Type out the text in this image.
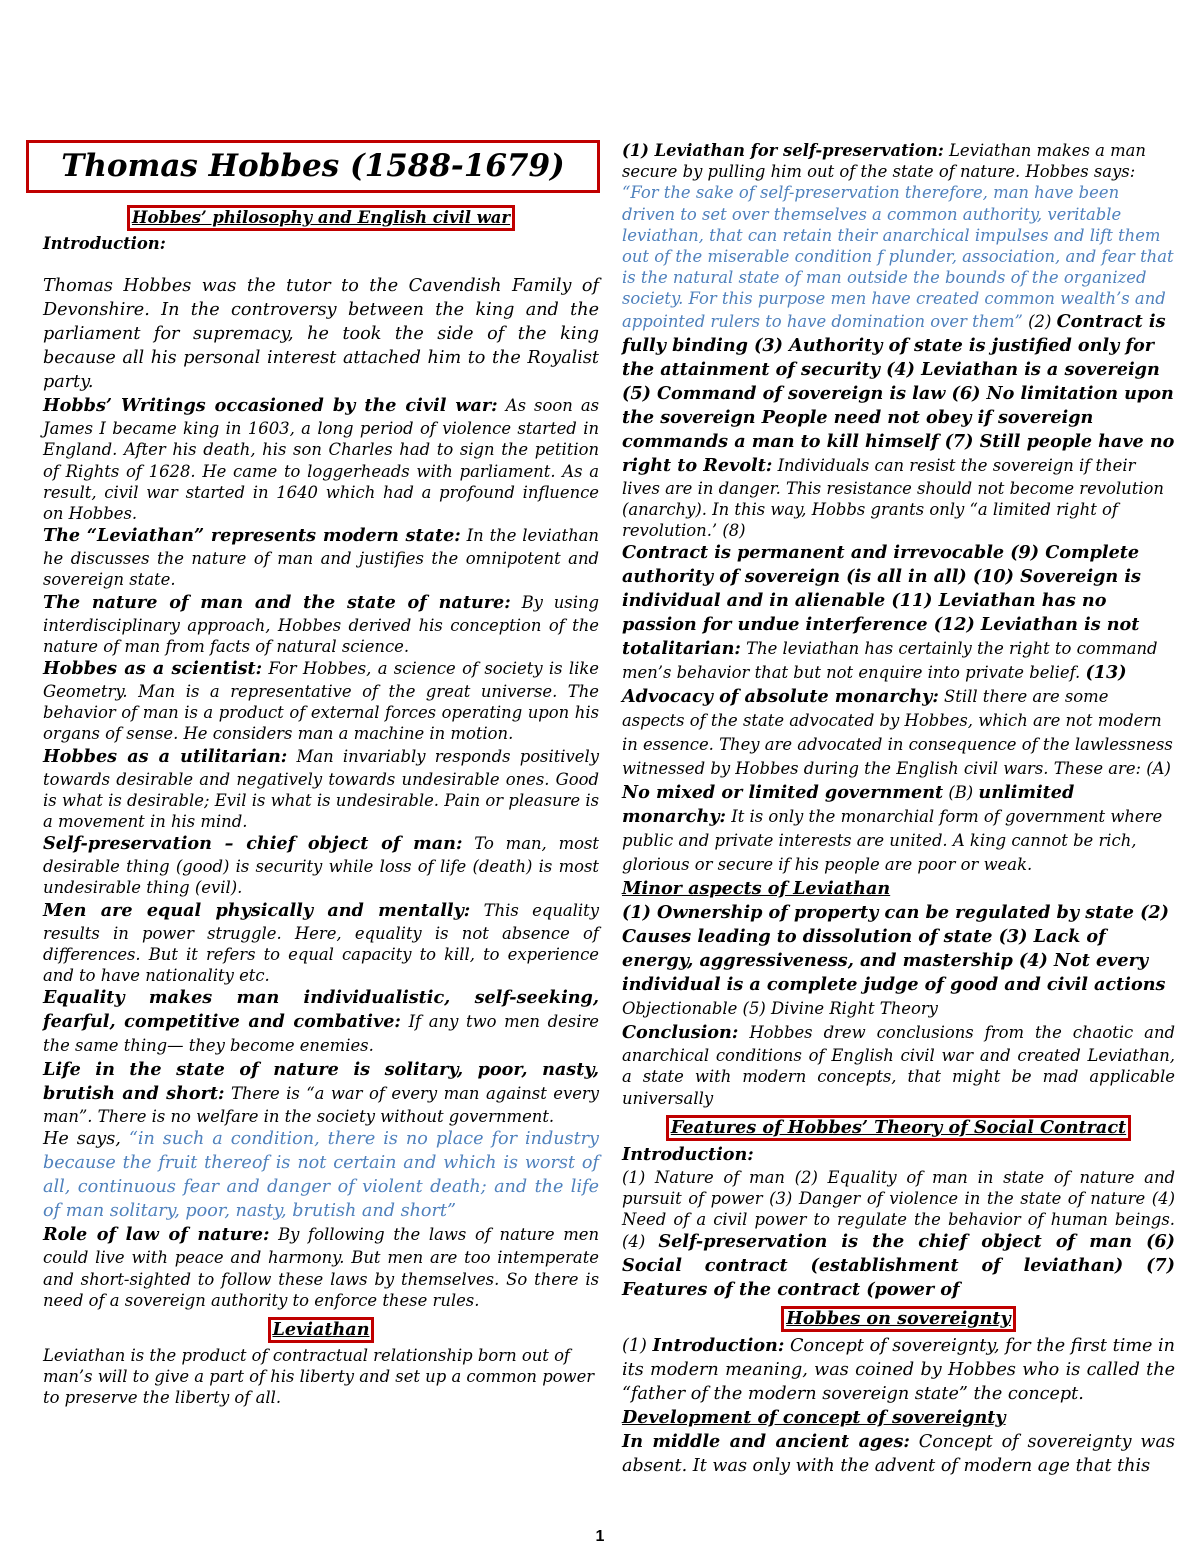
Thomas Hobbes (1588-1679)
Hobbes’ philosophy and English civil war

Introduction:

Thomas Hobbes was the tutor to the Cavendish Family of Devonshire. In the controversy between the king and the parliament for supremacy, he took the side of the king because all his personal interest attached him to the Royalist party.

Hobbs’ Writings occasioned by the civil war: As soon as James I became king in 1603, a long period of violence started in England. After his death, his son Charles had to sign the petition of Rights of 1628. He came to loggerheads with parliament. As a result, civil war started in 1640 which had a profound influence on Hobbes.

The “Leviathan” represents modern state: In the leviathan he discusses the nature of man and justifies the omnipotent and sovereign state.

The nature of man and the state of nature: By using interdisciplinary approach, Hobbes derived his conception of the nature of man from facts of natural science.

Hobbes as a scientist: For Hobbes, a science of society is like Geometry. Man is a representative of the great universe. The behavior of man is a product of external forces operating upon his organs of sense. He considers man a machine in motion.

Hobbes as a utilitarian: Man invariably responds positively towards desirable and negatively towards undesirable ones. Good is what is desirable; Evil is what is undesirable. Pain or pleasure is a movement in his mind.

Self-preservation – chief object of man: To man, most desirable thing (good) is security while loss of life (death) is most undesirable thing (evil).

Men are equal physically and mentally: This equality results in power struggle. Here, equality is not absence of differences. But it refers to equal capacity to kill, to experience and to have nationality etc.

Equality makes man individualistic, self-seeking, fearful, competitive and combative: If any two men desire the same thing— they become enemies.

Life in the state of nature is solitary, poor, nasty, brutish and short: There is “a war of every man against every man”. There is no welfare in the society without government.

He says, “in such a condition, there is no place for industry because the fruit thereof is not certain and which is worst of all, continuous fear and danger of violent death; and the life of man solitary, poor, nasty, brutish and short”

Role of law of nature: By following the laws of nature men could live with peace and harmony. But men are too intemperate and short-sighted to follow these laws by themselves. So there is need of a sovereign authority to enforce these rules.

Leviathan

Leviathan is the product of contractual relationship born out of man’s will to give a part of his liberty and set up a common power to preserve the liberty of all.

(1) Leviathan for self-preservation: Leviathan makes a man secure by pulling him out of the state of nature. Hobbes says: “For the sake of self-preservation therefore, man have been driven to set over themselves a common authority, veritable leviathan, that can retain their anarchical impulses and lift them out of the miserable condition f plunder, association, and fear that is the natural state of man outside the bounds of the organized society. For this purpose men have created common wealth’s and appointed rulers to have domination over them” (2) Contract is fully binding (3) Authority of state is justified only for the attainment of security (4) Leviathan is a sovereign (5) Command of sovereign is law (6) No limitation upon the sovereign People need not obey if sovereign commands a man to kill himself (7) Still people have no right to Revolt: Individuals can resist the sovereign if their lives are in danger. This resistance should not become revolution (anarchy). In this way, Hobbs grants only “a limited right of revolution.’ (8)

Contract is permanent and irrevocable (9) Complete authority of sovereign (is all in all) (10) Sovereign is individual and in alienable (11) Leviathan has no passion for undue interference (12) Leviathan is not totalitarian: The leviathan has certainly the right to command men’s behavior that but not enquire into private belief. (13) Advocacy of absolute monarchy: Still there are some aspects of the state advocated by Hobbes, which are not modern in essence. They are advocated in consequence of the lawlessness witnessed by Hobbes during the English civil wars. These are: (A) No mixed or limited government (B) unlimited monarchy: It is only the monarchial form of government where public and private interests are united. A king cannot be rich, glorious or secure if his people are poor or weak.

Minor aspects of Leviathan

(1) Ownership of property can be regulated by state (2) Causes leading to dissolution of state (3) Lack of energy, aggressiveness, and mastership (4) Not every individual is a complete judge of good and civil actions Objectionable (5) Divine Right Theory

Conclusion: Hobbes drew conclusions from the chaotic and anarchical conditions of English civil war and created Leviathan, a state with modern concepts, that might be mad applicable universally

Features of Hobbes’ Theory of Social Contract

Introduction:

(1) Nature of man (2) Equality of man in state of nature and pursuit of power (3) Danger of violence in the state of nature (4) Need of a civil power to regulate the behavior of human beings.(4) Self-preservation is the chief object of man (6) Social contract (establishment of leviathan) (7) Features of the contract (power of

Hobbes on sovereignty

(1) Introduction: Concept of sovereignty, for the first time in its modern meaning, was coined by Hobbes who is called the “father of the modern sovereign state” the concept.

Development of concept of sovereignty

In middle and ancient ages: Concept of sovereignty was absent. It was only with the advent of modern age that this

1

- _Exercise objective_
Reproduce every line exactly and omit all pictures.

- _Task result_
Type out the text in this image.
Thomas Hobbes (1588-1679)
Hobbes’ philosophy and English civil war

Introduction:

Thomas Hobbes was the tutor to the Cavendish Family of Devonshire. In the controversy between the king and the parliament for supremacy, he took the side of the king because all his personal interest attached him to the Royalist party.

Hobbs’ Writings occasioned by the civil war: As soon as James I became king in 1603, a long period of violence started in England. After his death, his son Charles had to sign the petition of Rights of 1628. He came to loggerheads with parliament. As a result, civil war started in 1640 which had a profound influence on Hobbes.

The “Leviathan” represents modern state: In the leviathan he discusses the nature of man and justifies the omnipotent and sovereign state.

The nature of man and the state of nature: By using interdisciplinary approach, Hobbes derived his conception of the nature of man from facts of natural science.

Hobbes as a scientist: For Hobbes, a science of society is like Geometry. Man is a representative of the great universe. The behavior of man is a product of external forces operating upon his organs of sense. He considers man a machine in motion.

Hobbes as a utilitarian: Man invariably responds positively towards desirable and negatively towards undesirable ones. Good is what is desirable; Evil is what is undesirable. Pain or pleasure is a movement in his mind.

Self-preservation – chief object of man: To man, most desirable thing (good) is security while loss of life (death) is most undesirable thing (evil).

Men are equal physically and mentally: This equality results in power struggle. Here, equality is not absence of differences. But it refers to equal capacity to kill, to experience and to have nationality etc.

Equality makes man individualistic, self-seeking, fearful, competitive and combative: If any two men desire the same thing— they become enemies.

Life in the state of nature is solitary, poor, nasty, brutish and short: There is “a war of every man against every man”. There is no welfare in the society without government.

He says, “in such a condition, there is no place for industry because the fruit thereof is not certain and which is worst of all, continuous fear and danger of violent death; and the life of man solitary, poor, nasty, brutish and short”

Role of law of nature: By following the laws of nature men could live with peace and harmony. But men are too intemperate and short-sighted to follow these laws by themselves. So there is need of a sovereign authority to enforce these rules.

Leviathan

Leviathan is the product of contractual relationship born out of man’s will to give a part of his liberty and set up a common power to preserve the liberty of all.

(1) Leviathan for self-preservation: Leviathan makes a man secure by pulling him out of the state of nature. Hobbes says: “For the sake of self-preservation therefore, man have been driven to set over themselves a common authority, veritable leviathan, that can retain their anarchical impulses and lift them out of the miserable condition f plunder, association, and fear that is the natural state of man outside the bounds of the organized society. For this purpose men have created common wealth’s and appointed rulers to have domination over them” (2) Contract is fully binding (3) Authority of state is justified only for the attainment of security (4) Leviathan is a sovereign (5) Command of sovereign is law (6) No limitation upon the sovereign People need not obey if sovereign commands a man to kill himself (7) Still people have no right to Revolt: Individuals can resist the sovereign if their lives are in danger. This resistance should not become revolution (anarchy). In this way, Hobbs grants only “a limited right of revolution.’ (8)

Contract is permanent and irrevocable (9) Complete authority of sovereign (is all in all) (10) Sovereign is individual and in alienable (11) Leviathan has no passion for undue interference (12) Leviathan is not totalitarian: The leviathan has certainly the right to command men’s behavior that but not enquire into private belief. (13) Advocacy of absolute monarchy: Still there are some aspects of the state advocated by Hobbes, which are not modern in essence. They are advocated in consequence of the lawlessness witnessed by Hobbes during the English civil wars. These are: (A) No mixed or limited government (B) unlimited monarchy: It is only the monarchial form of government where public and private interests are united. A king cannot be rich, glorious or secure if his people are poor or weak.

Minor aspects of Leviathan

(1) Ownership of property can be regulated by state (2) Causes leading to dissolution of state (3) Lack of energy, aggressiveness, and mastership (4) Not every individual is a complete judge of good and civil actions Objectionable (5) Divine Right Theory

Conclusion: Hobbes drew conclusions from the chaotic and anarchical conditions of English civil war and created Leviathan, a state with modern concepts, that might be mad applicable universally

Features of Hobbes’ Theory of Social Contract

Introduction:

(1) Nature of man (2) Equality of man in state of nature and pursuit of power (3) Danger of violence in the state of nature (4) Need of a civil power to regulate the behavior of human beings.(4) Self-preservation is the chief object of man (6) Social contract (establishment of leviathan) (7) Features of the contract (power of

Hobbes on sovereignty

(1) Introduction: Concept of sovereignty, for the first time in its modern meaning, was coined by Hobbes who is called the “father of the modern sovereign state” the concept.

Development of concept of sovereignty

In middle and ancient ages: Concept of sovereignty was absent. It was only with the advent of modern age that this

1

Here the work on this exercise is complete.